## Goal
Gather the lines that hold the string "from".

## Input for this task
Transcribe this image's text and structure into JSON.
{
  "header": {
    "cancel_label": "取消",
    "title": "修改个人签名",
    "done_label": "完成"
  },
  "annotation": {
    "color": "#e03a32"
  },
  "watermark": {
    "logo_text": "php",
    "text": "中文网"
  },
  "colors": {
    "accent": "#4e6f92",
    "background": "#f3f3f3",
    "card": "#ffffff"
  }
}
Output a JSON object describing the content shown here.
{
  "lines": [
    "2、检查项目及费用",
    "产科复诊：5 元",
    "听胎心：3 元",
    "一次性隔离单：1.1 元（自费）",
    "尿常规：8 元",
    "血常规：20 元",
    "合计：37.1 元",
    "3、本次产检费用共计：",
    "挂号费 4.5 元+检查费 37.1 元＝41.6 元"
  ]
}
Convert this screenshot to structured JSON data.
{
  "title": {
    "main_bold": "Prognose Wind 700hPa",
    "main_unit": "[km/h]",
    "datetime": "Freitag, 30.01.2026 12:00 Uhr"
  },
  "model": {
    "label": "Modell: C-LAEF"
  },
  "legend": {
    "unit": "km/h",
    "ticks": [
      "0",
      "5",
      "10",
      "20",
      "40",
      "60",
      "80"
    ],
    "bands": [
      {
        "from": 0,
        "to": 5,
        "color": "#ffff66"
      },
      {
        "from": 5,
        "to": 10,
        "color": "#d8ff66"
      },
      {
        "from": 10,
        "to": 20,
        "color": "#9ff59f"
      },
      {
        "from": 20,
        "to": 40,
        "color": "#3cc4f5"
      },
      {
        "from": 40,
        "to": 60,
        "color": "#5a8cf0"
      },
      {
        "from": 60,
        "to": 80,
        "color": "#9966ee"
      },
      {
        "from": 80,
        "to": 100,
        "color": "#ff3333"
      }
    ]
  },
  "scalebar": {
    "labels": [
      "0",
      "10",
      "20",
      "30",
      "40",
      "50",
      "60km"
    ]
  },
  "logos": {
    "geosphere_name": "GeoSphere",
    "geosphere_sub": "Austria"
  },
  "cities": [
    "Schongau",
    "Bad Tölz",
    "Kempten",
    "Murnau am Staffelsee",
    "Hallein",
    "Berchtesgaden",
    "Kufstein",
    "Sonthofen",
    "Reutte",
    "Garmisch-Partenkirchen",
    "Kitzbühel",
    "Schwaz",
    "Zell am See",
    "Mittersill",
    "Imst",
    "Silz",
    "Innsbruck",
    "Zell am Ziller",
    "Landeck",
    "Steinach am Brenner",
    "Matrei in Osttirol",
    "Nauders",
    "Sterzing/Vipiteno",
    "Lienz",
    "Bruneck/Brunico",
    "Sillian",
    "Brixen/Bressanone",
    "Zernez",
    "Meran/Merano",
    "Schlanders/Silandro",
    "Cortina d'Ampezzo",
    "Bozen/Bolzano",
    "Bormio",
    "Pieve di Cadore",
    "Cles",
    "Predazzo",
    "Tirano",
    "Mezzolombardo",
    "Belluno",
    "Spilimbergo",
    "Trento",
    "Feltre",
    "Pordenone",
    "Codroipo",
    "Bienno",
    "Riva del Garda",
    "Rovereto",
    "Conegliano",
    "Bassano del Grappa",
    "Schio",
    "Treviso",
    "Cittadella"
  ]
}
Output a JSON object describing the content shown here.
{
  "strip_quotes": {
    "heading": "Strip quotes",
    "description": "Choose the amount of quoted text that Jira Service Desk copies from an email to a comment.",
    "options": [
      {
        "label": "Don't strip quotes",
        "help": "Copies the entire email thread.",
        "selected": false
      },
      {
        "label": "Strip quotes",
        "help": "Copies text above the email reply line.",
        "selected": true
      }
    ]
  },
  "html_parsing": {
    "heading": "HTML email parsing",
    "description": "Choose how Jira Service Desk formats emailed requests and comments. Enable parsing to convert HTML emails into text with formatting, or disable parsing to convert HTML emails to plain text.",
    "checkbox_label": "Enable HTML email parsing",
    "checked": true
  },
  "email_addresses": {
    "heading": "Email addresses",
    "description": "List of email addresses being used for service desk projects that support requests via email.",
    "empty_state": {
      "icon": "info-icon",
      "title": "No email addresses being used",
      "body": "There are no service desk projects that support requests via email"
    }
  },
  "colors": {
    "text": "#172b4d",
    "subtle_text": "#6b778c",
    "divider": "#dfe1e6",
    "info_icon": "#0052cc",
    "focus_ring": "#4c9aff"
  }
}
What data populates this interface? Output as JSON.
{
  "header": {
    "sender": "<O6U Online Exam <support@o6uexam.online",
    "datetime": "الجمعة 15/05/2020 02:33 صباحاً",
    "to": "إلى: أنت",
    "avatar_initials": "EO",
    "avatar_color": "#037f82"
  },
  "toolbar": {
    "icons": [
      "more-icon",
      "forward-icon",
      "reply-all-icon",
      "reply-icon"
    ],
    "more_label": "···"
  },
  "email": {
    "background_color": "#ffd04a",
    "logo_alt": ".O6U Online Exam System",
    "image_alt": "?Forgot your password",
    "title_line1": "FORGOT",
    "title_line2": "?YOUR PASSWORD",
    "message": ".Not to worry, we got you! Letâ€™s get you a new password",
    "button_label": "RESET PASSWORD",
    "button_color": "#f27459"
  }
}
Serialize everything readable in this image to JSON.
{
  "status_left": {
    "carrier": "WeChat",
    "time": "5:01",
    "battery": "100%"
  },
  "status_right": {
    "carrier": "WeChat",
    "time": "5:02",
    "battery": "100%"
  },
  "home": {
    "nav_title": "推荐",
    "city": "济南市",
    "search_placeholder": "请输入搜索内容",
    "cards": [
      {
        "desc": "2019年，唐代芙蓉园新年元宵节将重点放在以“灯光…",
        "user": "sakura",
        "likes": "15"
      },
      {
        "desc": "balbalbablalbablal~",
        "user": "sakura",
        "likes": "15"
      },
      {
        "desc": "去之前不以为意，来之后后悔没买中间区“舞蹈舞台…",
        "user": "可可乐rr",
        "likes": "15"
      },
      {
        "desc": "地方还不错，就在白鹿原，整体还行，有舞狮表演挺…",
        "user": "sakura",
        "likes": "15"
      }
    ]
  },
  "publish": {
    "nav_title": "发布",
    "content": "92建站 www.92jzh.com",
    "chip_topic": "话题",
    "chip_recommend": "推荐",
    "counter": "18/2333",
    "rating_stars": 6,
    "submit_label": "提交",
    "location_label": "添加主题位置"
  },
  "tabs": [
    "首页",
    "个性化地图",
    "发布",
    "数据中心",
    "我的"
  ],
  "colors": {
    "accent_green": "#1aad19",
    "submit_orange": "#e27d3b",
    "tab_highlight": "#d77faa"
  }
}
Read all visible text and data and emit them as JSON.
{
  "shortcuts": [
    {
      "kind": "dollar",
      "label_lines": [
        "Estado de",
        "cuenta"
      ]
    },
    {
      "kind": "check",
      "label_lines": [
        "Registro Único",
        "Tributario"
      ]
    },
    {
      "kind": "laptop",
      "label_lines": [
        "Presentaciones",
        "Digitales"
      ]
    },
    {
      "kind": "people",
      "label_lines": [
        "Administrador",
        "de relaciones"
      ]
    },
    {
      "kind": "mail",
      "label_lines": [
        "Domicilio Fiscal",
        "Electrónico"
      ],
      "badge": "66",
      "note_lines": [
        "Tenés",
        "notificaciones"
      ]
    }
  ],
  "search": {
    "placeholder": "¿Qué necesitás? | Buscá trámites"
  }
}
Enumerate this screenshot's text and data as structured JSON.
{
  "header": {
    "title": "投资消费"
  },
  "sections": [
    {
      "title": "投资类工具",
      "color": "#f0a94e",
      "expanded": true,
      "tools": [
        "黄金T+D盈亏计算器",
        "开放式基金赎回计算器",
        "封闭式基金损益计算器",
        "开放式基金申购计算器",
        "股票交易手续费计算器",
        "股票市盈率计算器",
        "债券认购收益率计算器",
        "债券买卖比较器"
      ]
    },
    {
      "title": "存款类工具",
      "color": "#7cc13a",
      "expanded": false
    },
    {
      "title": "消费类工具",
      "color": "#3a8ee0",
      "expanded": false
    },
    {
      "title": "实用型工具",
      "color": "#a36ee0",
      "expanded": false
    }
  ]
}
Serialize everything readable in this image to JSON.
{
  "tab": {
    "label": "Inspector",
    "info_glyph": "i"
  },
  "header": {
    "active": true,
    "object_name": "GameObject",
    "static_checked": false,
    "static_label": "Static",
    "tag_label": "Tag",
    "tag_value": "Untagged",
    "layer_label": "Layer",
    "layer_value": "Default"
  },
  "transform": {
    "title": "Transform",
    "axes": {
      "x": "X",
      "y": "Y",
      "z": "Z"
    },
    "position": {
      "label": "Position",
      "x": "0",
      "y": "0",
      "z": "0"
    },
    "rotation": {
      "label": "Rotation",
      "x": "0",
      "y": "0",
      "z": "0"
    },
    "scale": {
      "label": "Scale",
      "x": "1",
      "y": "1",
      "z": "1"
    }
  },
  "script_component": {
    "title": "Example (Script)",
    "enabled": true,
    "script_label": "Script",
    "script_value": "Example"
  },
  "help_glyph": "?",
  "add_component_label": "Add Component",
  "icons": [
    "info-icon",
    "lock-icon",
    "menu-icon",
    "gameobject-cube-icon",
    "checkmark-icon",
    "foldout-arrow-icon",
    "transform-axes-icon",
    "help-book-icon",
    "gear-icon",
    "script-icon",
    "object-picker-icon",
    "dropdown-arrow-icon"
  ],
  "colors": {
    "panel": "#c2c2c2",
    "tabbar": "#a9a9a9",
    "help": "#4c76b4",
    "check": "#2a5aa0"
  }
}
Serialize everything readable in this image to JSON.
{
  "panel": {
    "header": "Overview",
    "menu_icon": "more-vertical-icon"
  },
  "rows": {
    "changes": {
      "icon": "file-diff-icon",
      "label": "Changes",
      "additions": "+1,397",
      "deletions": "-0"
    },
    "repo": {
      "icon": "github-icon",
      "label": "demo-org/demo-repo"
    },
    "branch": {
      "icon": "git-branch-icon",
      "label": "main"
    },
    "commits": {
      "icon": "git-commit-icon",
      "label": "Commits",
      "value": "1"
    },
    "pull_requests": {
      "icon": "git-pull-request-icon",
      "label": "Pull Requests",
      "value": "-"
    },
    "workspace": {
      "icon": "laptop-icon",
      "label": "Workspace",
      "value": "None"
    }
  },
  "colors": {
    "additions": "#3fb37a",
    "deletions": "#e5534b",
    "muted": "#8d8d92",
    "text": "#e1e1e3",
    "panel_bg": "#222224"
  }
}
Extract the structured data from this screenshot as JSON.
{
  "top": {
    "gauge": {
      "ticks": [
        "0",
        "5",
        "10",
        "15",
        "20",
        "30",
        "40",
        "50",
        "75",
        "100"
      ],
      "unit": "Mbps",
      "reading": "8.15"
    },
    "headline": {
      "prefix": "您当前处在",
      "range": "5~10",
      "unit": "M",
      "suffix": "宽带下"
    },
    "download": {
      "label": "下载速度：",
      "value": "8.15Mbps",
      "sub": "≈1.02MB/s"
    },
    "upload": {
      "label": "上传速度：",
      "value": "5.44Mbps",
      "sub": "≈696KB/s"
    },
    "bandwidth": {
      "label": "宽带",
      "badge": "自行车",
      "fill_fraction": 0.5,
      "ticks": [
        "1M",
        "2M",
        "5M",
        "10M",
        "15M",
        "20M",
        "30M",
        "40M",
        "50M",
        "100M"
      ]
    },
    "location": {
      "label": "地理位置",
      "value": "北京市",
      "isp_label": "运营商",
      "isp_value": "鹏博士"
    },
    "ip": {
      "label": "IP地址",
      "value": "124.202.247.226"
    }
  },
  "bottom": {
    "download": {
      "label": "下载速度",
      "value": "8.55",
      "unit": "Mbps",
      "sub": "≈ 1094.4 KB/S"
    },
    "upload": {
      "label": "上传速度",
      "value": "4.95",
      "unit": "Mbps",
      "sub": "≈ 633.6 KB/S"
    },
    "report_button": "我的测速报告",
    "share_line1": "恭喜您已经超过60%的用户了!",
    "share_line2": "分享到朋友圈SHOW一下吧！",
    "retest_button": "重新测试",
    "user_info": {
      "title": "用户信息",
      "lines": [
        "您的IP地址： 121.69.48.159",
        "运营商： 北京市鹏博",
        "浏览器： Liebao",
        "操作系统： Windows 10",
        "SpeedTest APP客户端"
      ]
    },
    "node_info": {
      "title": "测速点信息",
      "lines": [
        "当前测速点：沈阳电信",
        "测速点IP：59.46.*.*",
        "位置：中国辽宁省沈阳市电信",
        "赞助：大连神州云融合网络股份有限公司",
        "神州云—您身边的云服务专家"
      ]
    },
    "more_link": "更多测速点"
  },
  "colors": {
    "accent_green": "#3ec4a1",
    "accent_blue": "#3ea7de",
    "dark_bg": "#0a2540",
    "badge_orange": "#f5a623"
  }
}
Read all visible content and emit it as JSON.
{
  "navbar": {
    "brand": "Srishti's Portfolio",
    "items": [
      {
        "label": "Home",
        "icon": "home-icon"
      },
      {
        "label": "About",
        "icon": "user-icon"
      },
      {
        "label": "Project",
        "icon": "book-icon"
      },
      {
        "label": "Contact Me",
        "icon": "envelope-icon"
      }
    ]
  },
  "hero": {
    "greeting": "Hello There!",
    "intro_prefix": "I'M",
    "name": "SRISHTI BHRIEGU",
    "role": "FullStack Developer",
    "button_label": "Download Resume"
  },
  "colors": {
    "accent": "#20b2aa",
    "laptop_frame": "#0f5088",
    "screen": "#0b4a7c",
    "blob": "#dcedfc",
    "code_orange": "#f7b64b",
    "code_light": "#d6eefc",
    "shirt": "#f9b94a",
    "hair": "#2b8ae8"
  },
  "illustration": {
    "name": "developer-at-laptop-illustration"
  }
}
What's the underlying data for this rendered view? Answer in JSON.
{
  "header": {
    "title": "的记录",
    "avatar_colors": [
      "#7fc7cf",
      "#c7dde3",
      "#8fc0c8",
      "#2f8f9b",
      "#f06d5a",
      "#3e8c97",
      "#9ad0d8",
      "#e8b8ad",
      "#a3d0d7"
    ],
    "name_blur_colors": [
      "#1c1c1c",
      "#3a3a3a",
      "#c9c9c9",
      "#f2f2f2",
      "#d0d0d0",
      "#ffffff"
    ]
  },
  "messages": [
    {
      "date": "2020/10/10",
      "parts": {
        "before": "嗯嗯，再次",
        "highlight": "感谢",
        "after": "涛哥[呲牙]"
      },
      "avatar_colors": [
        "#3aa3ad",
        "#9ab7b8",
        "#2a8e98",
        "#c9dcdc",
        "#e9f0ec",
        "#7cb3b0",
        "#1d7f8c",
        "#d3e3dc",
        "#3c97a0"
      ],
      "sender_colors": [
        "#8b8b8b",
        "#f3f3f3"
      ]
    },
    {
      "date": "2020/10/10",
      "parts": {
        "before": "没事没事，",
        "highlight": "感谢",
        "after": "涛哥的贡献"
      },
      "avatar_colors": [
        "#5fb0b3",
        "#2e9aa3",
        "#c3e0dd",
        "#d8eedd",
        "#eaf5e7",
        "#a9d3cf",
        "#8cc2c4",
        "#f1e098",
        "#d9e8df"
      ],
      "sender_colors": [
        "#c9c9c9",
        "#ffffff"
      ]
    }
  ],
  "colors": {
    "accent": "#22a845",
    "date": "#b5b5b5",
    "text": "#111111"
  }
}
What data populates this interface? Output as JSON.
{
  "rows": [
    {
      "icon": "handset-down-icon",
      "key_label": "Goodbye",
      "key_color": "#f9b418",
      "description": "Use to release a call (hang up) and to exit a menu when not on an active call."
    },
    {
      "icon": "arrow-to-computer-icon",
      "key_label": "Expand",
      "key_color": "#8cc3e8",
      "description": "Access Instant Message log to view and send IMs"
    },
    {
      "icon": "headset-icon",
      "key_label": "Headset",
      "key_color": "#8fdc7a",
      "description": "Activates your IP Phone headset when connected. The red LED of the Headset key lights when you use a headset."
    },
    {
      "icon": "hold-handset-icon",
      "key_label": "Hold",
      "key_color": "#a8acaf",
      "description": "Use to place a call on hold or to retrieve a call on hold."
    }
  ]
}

## Final result
        "from": 0,
        "from": 5,
        "from": 10,
        "from": 20,
        "from": 40,
        "from": 60,
        "from": 80,
    "description": "Choose the amount of quoted text that Jira Service Desk copies from an email to a comment.",
Extract the structured data from this screenshot as JSON.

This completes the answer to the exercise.